> **TASK STATEMENT**:
Please copy out the stretch of the listing below, from the line containing "category-label: Scenario 1" through the line containing "data-label: -2.3% bbox=[796, 462, 864, 492]", reproducing each line without any change.

Dataset rows
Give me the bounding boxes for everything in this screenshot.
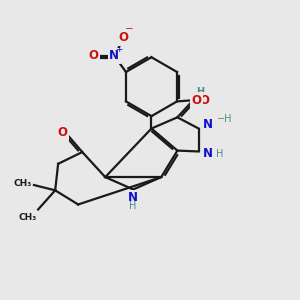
Text: N: N bbox=[109, 49, 119, 62]
Text: +: + bbox=[115, 45, 122, 54]
Text: O: O bbox=[118, 31, 128, 44]
Text: H: H bbox=[196, 87, 205, 97]
Text: CH₃: CH₃ bbox=[18, 213, 37, 222]
Text: CH₃: CH₃ bbox=[14, 179, 32, 188]
Text: N: N bbox=[203, 118, 213, 130]
Text: −H: −H bbox=[217, 114, 232, 124]
Text: O: O bbox=[57, 126, 67, 139]
Text: H: H bbox=[129, 201, 136, 211]
Text: N: N bbox=[203, 147, 213, 160]
Text: O: O bbox=[192, 94, 202, 107]
Text: N: N bbox=[128, 191, 138, 204]
Text: −: − bbox=[125, 24, 134, 34]
Text: H: H bbox=[216, 149, 223, 159]
Text: O: O bbox=[88, 49, 99, 62]
Text: O: O bbox=[200, 94, 209, 107]
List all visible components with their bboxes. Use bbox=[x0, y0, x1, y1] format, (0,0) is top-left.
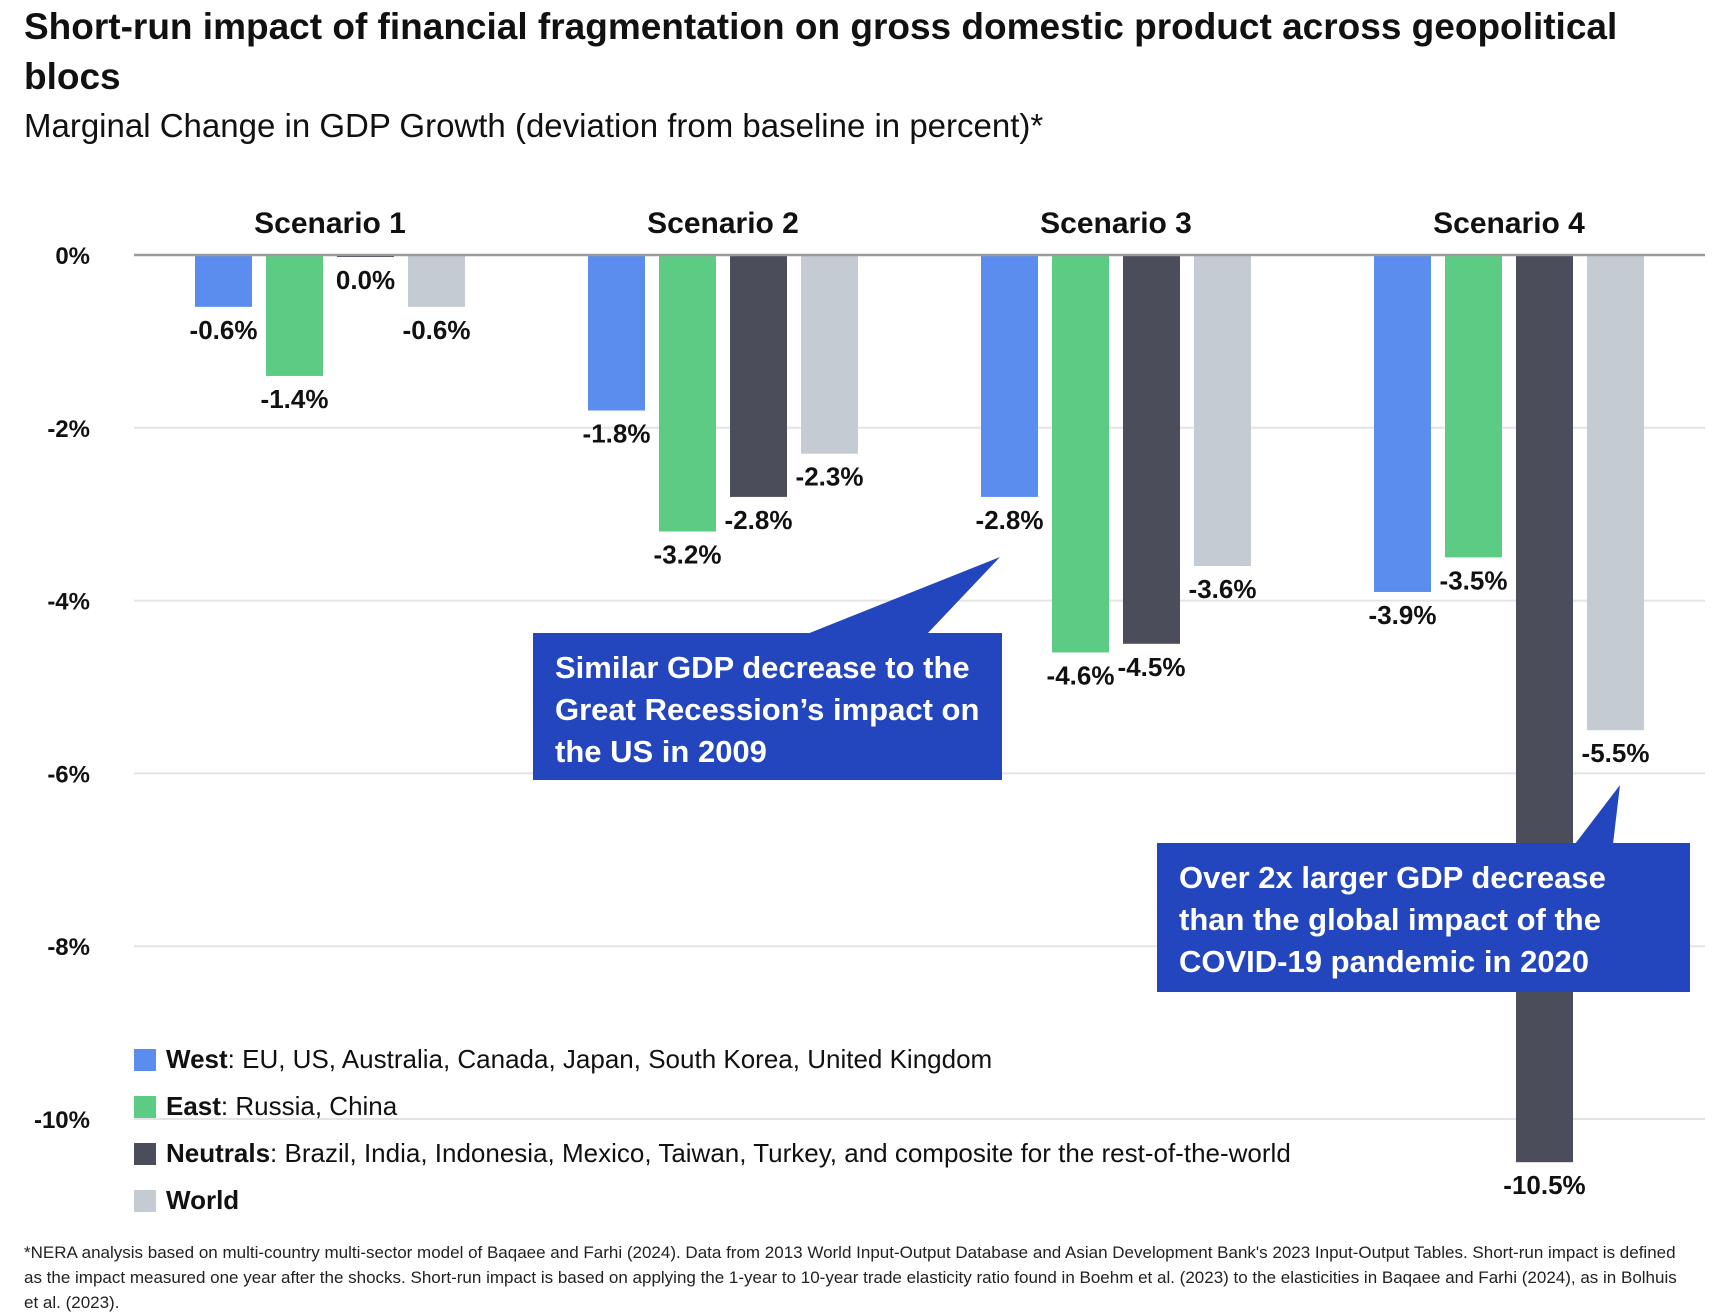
category-label: Scenario 1 bbox=[254, 207, 406, 240]
data-label: -3.2% bbox=[654, 539, 722, 569]
bar-world bbox=[408, 255, 465, 307]
bar-west bbox=[1374, 255, 1431, 592]
category-label: Scenario 3 bbox=[1040, 207, 1192, 240]
bar-east bbox=[266, 255, 323, 376]
y-tick-label: -6% bbox=[47, 761, 90, 788]
callout-covid: Over 2x larger GDP decrease than the glo… bbox=[1157, 843, 1690, 992]
legend-swatch bbox=[134, 1189, 156, 1212]
bar-west bbox=[588, 255, 645, 411]
data-label: -2.3% bbox=[796, 462, 864, 492]
legend-desc: : Russia, China bbox=[220, 1091, 398, 1121]
data-label: -1.8% bbox=[583, 419, 651, 449]
bar-neutrals bbox=[730, 255, 787, 497]
legend-item-west: West: EU, US, Australia, Canada, Japan, … bbox=[134, 1036, 1291, 1083]
data-label: -3.5% bbox=[1440, 565, 1508, 595]
bar-neutrals bbox=[1123, 255, 1180, 644]
bar-world bbox=[1194, 255, 1251, 567]
legend-label: West bbox=[166, 1044, 228, 1074]
legend-label: Neutrals bbox=[166, 1138, 271, 1168]
bar-east bbox=[1052, 255, 1109, 653]
legend-label: East bbox=[166, 1091, 221, 1121]
callout-great-recession: Similar GDP decrease to the Great Recess… bbox=[533, 633, 1002, 780]
legend-item-world: World bbox=[134, 1177, 1291, 1224]
data-label: -10.5% bbox=[1503, 1170, 1585, 1200]
legend-swatch bbox=[134, 1142, 156, 1165]
legend-desc: : EU, US, Australia, Canada, Japan, Sout… bbox=[227, 1044, 993, 1074]
callout-pointer bbox=[807, 557, 1000, 634]
legend-item-neutrals: Neutrals: Brazil, India, Indonesia, Mexi… bbox=[134, 1130, 1291, 1177]
data-label: -1.4% bbox=[261, 384, 329, 414]
bar-world bbox=[801, 255, 858, 454]
data-label: -4.6% bbox=[1047, 660, 1115, 690]
y-tick-label: 0% bbox=[55, 243, 90, 270]
bar-east bbox=[659, 255, 716, 532]
chart-subtitle: Marginal Change in GDP Growth (deviation… bbox=[24, 107, 1044, 144]
data-label: -3.6% bbox=[1189, 574, 1257, 604]
legend-item-east: East: Russia, China bbox=[134, 1083, 1291, 1130]
category-label: Scenario 4 bbox=[1433, 207, 1585, 240]
legend-desc: : Brazil, India, Indonesia, Mexico, Taiw… bbox=[270, 1138, 1291, 1168]
data-label: -3.9% bbox=[1369, 600, 1437, 630]
bar-neutrals bbox=[1516, 255, 1573, 1163]
chart-title: Short-run impact of financial fragmentat… bbox=[24, 6, 1618, 97]
legend-swatch bbox=[134, 1095, 156, 1118]
bar-west bbox=[195, 255, 252, 307]
y-tick-label: -2% bbox=[47, 416, 90, 443]
data-label: -2.8% bbox=[725, 505, 793, 535]
y-tick-label: -10% bbox=[34, 1107, 90, 1134]
callout-pointer bbox=[1575, 785, 1620, 844]
legend-label: World bbox=[166, 1185, 240, 1215]
category-label: Scenario 2 bbox=[647, 207, 799, 240]
data-label: -5.5% bbox=[1582, 738, 1650, 768]
legend-swatch bbox=[134, 1048, 156, 1071]
footnote: *NERA analysis based on multi-country mu… bbox=[24, 1243, 1677, 1312]
legend: West: EU, US, Australia, Canada, Japan, … bbox=[134, 1036, 1291, 1224]
data-label: -0.6% bbox=[403, 315, 471, 345]
bar-world bbox=[1587, 255, 1644, 731]
data-label: -4.5% bbox=[1118, 652, 1186, 682]
data-label: -2.8% bbox=[976, 505, 1044, 535]
bar-west bbox=[981, 255, 1038, 497]
y-tick-label: -4% bbox=[47, 589, 90, 616]
data-label: -0.6% bbox=[190, 315, 258, 345]
y-tick-label: -8% bbox=[47, 934, 90, 961]
bar-east bbox=[1445, 255, 1502, 558]
data-label: 0.0% bbox=[336, 265, 395, 295]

> **RESULT OF THE TASK**:
category-label: Scenario 1 bbox=[254, 207, 406, 240]
data-label: -3.2% bbox=[654, 539, 722, 569]
bar-world bbox=[408, 255, 465, 307]
bar-west bbox=[1374, 255, 1431, 592]
category-label: Scenario 3 bbox=[1040, 207, 1192, 240]
bar-east bbox=[266, 255, 323, 376]
y-tick-label: -6% bbox=[47, 761, 90, 788]
callout-covid: Over 2x larger GDP decrease than the glo… bbox=[1157, 843, 1690, 992]
legend-swatch bbox=[134, 1189, 156, 1212]
bar-west bbox=[588, 255, 645, 411]
data-label: -2.3% bbox=[796, 462, 864, 492]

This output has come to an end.